### Exercise directions
Wherever the string "Assessment" appears in a line, extract that line.
###
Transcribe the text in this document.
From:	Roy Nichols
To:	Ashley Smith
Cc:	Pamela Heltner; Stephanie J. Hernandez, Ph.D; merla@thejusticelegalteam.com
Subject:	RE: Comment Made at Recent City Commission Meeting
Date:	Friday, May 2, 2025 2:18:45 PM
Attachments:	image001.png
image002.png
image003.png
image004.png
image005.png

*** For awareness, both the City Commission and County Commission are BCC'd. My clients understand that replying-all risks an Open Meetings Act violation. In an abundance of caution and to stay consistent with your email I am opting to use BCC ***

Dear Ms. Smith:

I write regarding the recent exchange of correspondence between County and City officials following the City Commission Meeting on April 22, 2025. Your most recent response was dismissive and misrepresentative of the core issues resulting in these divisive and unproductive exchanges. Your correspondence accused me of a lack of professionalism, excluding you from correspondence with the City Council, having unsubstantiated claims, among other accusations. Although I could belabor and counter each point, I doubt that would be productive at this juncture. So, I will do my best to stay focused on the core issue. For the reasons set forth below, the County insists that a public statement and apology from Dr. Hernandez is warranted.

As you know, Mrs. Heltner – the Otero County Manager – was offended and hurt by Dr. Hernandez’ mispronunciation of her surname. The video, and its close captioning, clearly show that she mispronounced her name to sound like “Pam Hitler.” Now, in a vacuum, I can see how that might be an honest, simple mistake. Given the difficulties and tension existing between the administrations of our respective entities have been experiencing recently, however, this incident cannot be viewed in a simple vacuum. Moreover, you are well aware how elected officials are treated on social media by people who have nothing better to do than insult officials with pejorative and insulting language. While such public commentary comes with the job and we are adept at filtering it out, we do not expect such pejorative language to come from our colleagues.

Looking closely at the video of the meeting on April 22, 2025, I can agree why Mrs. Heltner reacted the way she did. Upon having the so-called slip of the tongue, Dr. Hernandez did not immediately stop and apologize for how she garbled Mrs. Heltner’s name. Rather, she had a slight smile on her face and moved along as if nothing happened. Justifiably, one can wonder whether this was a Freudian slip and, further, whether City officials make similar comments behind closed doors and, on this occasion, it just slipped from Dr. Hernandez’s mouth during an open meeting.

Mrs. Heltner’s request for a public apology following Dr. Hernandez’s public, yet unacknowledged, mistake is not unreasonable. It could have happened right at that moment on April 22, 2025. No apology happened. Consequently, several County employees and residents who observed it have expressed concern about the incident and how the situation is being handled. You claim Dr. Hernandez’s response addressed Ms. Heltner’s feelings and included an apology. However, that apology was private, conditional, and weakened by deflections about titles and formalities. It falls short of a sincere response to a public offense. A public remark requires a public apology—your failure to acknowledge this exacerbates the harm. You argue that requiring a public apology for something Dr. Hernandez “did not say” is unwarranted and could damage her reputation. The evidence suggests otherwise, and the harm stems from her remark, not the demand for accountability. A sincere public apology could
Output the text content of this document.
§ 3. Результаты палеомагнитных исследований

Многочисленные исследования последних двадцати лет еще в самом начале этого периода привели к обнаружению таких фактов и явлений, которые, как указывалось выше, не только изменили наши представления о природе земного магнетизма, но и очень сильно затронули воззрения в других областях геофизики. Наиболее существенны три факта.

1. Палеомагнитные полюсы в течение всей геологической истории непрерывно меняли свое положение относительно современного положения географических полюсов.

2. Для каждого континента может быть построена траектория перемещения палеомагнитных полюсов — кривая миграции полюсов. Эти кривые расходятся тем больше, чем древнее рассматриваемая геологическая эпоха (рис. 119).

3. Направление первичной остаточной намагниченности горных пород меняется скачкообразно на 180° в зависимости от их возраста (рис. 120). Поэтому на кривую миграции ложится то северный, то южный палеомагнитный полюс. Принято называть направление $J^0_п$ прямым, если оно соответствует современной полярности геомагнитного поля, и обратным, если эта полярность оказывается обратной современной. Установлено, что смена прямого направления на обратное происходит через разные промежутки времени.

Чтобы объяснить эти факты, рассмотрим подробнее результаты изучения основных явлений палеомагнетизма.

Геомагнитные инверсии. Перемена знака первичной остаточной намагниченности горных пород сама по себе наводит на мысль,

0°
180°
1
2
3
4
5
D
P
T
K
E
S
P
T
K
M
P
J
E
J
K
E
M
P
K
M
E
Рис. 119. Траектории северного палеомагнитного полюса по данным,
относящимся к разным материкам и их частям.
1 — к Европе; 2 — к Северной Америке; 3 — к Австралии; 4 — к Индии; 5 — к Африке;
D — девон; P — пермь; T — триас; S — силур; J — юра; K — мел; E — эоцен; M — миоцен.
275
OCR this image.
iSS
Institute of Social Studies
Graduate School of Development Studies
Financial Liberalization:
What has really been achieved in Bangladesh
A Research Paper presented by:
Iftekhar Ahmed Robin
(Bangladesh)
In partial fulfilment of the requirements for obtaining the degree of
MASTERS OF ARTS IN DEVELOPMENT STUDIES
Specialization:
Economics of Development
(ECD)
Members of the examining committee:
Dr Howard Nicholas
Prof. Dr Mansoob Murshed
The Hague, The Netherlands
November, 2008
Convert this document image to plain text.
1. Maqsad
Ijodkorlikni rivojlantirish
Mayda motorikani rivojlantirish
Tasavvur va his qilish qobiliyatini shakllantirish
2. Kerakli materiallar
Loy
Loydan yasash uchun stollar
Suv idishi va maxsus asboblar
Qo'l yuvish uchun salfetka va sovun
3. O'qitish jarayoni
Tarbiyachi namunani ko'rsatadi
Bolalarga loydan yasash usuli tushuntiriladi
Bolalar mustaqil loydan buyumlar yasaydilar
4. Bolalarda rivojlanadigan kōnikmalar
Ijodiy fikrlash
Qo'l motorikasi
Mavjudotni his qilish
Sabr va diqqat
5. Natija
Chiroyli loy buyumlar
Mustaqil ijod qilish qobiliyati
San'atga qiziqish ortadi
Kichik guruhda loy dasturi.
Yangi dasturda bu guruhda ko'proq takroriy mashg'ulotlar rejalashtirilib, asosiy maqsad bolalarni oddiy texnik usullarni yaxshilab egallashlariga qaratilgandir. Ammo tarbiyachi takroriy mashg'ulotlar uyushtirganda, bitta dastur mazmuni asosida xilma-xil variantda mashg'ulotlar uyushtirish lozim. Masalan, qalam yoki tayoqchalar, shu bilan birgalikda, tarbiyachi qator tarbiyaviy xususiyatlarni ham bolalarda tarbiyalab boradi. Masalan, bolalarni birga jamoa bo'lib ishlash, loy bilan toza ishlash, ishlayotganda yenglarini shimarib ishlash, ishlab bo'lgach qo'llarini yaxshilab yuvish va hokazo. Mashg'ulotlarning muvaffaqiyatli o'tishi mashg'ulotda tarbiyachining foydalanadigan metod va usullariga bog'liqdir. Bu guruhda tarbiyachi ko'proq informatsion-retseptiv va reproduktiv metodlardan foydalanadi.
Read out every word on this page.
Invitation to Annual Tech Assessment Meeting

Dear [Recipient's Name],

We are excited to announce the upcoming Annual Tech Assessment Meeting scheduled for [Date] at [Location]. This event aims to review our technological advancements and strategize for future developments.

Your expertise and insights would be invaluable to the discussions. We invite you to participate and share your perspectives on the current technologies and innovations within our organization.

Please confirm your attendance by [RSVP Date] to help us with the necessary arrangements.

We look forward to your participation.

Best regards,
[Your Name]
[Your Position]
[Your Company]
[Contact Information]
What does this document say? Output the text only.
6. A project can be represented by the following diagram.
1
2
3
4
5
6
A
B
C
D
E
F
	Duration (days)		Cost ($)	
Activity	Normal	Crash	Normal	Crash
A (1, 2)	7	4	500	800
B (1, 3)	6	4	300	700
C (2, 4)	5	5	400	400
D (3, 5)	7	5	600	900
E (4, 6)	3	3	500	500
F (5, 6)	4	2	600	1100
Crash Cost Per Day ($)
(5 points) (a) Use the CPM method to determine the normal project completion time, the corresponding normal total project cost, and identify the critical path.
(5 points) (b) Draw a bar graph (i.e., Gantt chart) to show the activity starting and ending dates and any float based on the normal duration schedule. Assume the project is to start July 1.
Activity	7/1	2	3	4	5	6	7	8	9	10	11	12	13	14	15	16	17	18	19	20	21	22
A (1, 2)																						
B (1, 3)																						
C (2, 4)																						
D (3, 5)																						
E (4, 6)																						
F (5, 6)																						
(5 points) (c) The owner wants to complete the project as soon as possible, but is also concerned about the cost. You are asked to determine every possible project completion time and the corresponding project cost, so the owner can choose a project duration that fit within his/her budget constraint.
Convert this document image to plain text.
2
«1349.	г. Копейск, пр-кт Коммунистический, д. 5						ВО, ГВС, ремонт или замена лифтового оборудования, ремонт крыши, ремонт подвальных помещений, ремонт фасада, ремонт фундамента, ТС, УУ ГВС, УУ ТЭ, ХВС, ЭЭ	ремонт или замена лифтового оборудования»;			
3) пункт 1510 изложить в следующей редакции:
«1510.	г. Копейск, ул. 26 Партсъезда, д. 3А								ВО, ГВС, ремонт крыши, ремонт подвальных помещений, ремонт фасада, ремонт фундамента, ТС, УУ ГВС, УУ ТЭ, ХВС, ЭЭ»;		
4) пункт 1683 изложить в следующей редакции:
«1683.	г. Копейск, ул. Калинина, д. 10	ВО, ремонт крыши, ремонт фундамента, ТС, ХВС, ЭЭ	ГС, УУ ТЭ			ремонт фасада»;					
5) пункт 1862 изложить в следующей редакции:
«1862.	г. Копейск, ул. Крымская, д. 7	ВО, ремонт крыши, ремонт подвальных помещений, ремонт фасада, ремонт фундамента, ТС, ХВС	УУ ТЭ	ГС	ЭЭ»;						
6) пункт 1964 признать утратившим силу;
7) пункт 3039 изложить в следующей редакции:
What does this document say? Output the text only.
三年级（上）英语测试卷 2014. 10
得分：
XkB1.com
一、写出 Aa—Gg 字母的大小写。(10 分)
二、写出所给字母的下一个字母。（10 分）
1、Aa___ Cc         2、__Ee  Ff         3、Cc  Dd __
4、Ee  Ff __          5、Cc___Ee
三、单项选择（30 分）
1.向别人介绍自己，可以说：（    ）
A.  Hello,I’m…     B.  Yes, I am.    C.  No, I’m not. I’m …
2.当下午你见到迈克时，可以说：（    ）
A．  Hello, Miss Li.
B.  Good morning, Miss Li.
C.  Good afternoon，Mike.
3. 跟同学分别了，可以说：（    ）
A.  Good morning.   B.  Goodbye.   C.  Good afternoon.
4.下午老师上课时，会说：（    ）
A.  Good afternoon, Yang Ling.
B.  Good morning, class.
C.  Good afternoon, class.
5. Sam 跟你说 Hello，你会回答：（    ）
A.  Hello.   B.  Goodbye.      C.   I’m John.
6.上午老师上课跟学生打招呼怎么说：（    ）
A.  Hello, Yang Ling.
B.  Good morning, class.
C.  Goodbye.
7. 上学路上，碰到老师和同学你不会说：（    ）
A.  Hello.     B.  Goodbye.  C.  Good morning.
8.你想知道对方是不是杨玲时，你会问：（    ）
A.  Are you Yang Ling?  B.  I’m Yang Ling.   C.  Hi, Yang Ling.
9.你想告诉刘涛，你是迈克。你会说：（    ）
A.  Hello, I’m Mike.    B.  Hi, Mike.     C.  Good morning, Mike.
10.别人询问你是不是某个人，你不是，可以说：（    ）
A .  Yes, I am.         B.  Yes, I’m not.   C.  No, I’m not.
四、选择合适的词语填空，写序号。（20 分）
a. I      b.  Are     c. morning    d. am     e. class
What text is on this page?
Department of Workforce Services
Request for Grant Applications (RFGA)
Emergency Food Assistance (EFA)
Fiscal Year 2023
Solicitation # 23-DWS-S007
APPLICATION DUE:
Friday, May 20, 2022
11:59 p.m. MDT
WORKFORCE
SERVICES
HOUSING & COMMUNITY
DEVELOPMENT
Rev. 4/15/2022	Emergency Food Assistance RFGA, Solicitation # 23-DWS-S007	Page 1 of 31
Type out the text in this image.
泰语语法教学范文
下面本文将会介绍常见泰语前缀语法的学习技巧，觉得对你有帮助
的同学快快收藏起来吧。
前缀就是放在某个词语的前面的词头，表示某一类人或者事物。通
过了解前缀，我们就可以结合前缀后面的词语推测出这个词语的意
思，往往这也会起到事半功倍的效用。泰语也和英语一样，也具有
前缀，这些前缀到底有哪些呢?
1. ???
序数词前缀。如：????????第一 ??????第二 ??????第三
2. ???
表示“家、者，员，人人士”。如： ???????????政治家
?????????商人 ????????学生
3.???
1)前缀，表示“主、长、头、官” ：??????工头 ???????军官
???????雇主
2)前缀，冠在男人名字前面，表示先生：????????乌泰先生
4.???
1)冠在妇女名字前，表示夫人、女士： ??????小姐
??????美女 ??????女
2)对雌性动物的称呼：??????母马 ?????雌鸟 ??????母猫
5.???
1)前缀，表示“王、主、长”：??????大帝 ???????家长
###
### Exercise output
Invitation to Annual Tech Assessment Meeting
We are excited to announce the upcoming Annual Tech Assessment Meeting scheduled for [Date] at [Location]. This event aims to review our technological advancements and strategize for future developments.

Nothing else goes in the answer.